* _Aim_: Copy every line, leaving nothing out and adding nothing.

* _Supplied records_:
'''

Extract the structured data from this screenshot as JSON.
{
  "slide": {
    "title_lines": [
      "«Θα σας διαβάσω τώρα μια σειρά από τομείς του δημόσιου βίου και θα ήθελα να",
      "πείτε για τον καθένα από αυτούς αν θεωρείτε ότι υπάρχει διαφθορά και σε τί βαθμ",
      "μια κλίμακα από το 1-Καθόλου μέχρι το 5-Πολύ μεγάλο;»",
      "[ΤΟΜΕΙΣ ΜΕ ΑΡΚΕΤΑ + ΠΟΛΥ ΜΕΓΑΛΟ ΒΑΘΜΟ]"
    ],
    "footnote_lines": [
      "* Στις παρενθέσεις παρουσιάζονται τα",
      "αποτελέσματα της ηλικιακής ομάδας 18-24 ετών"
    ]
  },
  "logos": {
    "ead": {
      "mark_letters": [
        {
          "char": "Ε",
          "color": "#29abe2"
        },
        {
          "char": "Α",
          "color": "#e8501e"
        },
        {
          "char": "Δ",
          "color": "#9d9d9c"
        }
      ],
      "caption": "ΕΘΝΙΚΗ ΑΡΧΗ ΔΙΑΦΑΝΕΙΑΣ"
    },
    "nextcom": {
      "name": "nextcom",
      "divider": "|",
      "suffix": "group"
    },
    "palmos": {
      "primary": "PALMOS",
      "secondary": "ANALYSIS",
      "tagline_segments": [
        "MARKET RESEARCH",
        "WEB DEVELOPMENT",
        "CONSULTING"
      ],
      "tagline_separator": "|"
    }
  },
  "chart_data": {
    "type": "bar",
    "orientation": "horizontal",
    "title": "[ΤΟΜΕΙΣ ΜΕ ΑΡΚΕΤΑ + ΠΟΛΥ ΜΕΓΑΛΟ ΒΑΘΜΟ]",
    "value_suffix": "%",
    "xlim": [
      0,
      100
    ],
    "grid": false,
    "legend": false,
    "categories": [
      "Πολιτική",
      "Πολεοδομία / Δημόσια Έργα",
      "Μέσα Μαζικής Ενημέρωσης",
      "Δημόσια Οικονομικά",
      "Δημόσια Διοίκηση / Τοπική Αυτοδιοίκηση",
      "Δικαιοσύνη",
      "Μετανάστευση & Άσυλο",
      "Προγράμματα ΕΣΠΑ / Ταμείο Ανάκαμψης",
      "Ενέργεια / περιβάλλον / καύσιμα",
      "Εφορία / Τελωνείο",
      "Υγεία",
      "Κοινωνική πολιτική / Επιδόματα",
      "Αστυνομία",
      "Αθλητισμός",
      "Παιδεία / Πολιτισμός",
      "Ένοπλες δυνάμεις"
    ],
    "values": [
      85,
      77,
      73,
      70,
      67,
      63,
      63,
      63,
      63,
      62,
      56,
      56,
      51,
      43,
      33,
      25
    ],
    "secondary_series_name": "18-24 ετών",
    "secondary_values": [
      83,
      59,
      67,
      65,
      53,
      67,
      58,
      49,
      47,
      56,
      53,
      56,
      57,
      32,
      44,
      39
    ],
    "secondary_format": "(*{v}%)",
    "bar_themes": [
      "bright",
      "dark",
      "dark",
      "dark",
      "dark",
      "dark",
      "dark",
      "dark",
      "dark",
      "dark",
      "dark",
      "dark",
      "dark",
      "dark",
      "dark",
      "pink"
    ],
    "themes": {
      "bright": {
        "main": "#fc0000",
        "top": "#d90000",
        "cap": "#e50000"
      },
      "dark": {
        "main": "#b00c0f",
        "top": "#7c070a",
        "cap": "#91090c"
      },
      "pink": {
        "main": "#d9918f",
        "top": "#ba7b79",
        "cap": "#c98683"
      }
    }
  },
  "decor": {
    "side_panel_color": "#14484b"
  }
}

'''

* _Answer below_:
Extract the structured data from this screenshot as JSON.
{
  "slide": {
    "title_lines": [
      "«Θα σας διαβάσω τώρα μια σειρά από τομείς του δημόσιου βίου και θα ήθελα να",
      "πείτε για τον καθένα από αυτούς αν θεωρείτε ότι υπάρχει διαφθορά και σε τί βαθμ",
      "μια κλίμακα από το 1-Καθόλου μέχρι το 5-Πολύ μεγάλο;»",
      "[ΤΟΜΕΙΣ ΜΕ ΑΡΚΕΤΑ + ΠΟΛΥ ΜΕΓΑΛΟ ΒΑΘΜΟ]"
    ],
    "footnote_lines": [
      "* Στις παρενθέσεις παρουσιάζονται τα",
      "αποτελέσματα της ηλικιακής ομάδας 18-24 ετών"
    ]
  },
  "logos": {
    "ead": {
      "mark_letters": [
        {
          "char": "Ε",
          "color": "#29abe2"
        },
        {
          "char": "Α",
          "color": "#e8501e"
        },
        {
          "char": "Δ",
          "color": "#9d9d9c"
        }
      ],
      "caption": "ΕΘΝΙΚΗ ΑΡΧΗ ΔΙΑΦΑΝΕΙΑΣ"
    },
    "nextcom": {
      "name": "nextcom",
      "divider": "|",
      "suffix": "group"
    },
    "palmos": {
      "primary": "PALMOS",
      "secondary": "ANALYSIS",
      "tagline_segments": [
        "MARKET RESEARCH",
        "WEB DEVELOPMENT",
        "CONSULTING"
      ],
      "tagline_separator": "|"
    }
  },
  "chart_data": {
    "type": "bar",
    "orientation": "horizontal",
    "title": "[ΤΟΜΕΙΣ ΜΕ ΑΡΚΕΤΑ + ΠΟΛΥ ΜΕΓΑΛΟ ΒΑΘΜΟ]",
    "value_suffix": "%",
    "xlim": [
      0,
      100
    ],
    "grid": false,
    "legend": false,
    "categories": [
      "Πολιτική",
      "Πολεοδομία / Δημόσια Έργα",
      "Μέσα Μαζικής Ενημέρωσης",
      "Δημόσια Οικονομικά",
      "Δημόσια Διοίκηση / Τοπική Αυτοδιοίκηση",
      "Δικαιοσύνη",
      "Μετανάστευση & Άσυλο",
      "Προγράμματα ΕΣΠΑ / Ταμείο Ανάκαμψης",
      "Ενέργεια / περιβάλλον / καύσιμα",
      "Εφορία / Τελωνείο",
      "Υγεία",
      "Κοινωνική πολιτική / Επιδόματα",
      "Αστυνομία",
      "Αθλητισμός",
      "Παιδεία / Πολιτισμός",
      "Ένοπλες δυνάμεις"
    ],
    "values": [
      85,
      77,
      73,
      70,
      67,
      63,
      63,
      63,
      63,
      62,
      56,
      56,
      51,
      43,
      33,
      25
    ],
    "secondary_series_name": "18-24 ετών",
    "secondary_values": [
      83,
      59,
      67,
      65,
      53,
      67,
      58,
      49,
      47,
      56,
      53,
      56,
      57,
      32,
      44,
      39
    ],
    "secondary_format": "(*{v}%)",
    "bar_themes": [
      "bright",
      "dark",
      "dark",
      "dark",
      "dark",
      "dark",
      "dark",
      "dark",
      "dark",
      "dark",
      "dark",
      "dark",
      "dark",
      "dark",
      "dark",
      "pink"
    ],
    "themes": {
      "bright": {
        "main": "#fc0000",
        "top": "#d90000",
        "cap": "#e50000"
      },
      "dark": {
        "main": "#b00c0f",
        "top": "#7c070a",
        "cap": "#91090c"
      },
      "pink": {
        "main": "#d9918f",
        "top": "#ba7b79",
        "cap": "#c98683"
      }
    }
  },
  "decor": {
    "side_panel_color": "#14484b"
  }
}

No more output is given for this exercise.